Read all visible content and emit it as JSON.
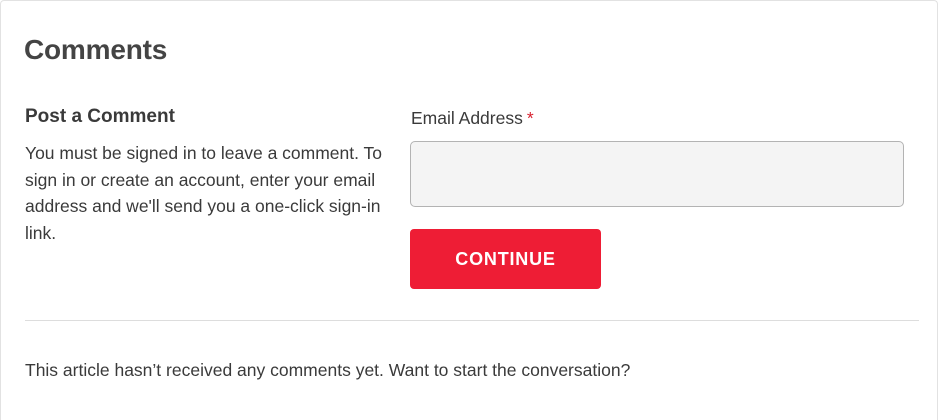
{
  "comments": {
    "title": "Comments",
    "post": {
      "title": "Post a Comment",
      "description": "You must be signed in to leave a comment. To sign in or create an account, enter your email address and we'll send you a one-click sign-in link."
    },
    "form": {
      "email_label": "Email Address",
      "required_mark": "*",
      "email_value": "",
      "continue_label": "CONTINUE"
    },
    "empty_message": "This article hasn’t received any comments yet. Want to start the conversation?"
  },
  "colors": {
    "accent": "#ee1d35",
    "required": "#d8202f",
    "text": "#3a3a3a",
    "input_background": "#f4f4f4",
    "divider": "#dddddd"
  }
}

┄┄┄┄┄┄┄┄┄┄

• [Problem requirements]
Without including any pictures, print each record exactly.

• [Exercise output]
Read all visible content and emit it as JSON.
{
  "comments": {
    "title": "Comments",
    "post": {
      "title": "Post a Comment",
      "description": "You must be signed in to leave a comment. To sign in or create an account, enter your email address and we'll send you a one-click sign-in link."
    },
    "form": {
      "email_label": "Email Address",
      "required_mark": "*",
      "email_value": "",
      "continue_label": "CONTINUE"
    },
    "empty_message": "This article hasn’t received any comments yet. Want to start the conversation?"
  },
  "colors": {
    "accent": "#ee1d35",
    "required": "#d8202f",
    "text": "#3a3a3a",
    "input_background": "#f4f4f4",
    "divider": "#dddddd"
  }
}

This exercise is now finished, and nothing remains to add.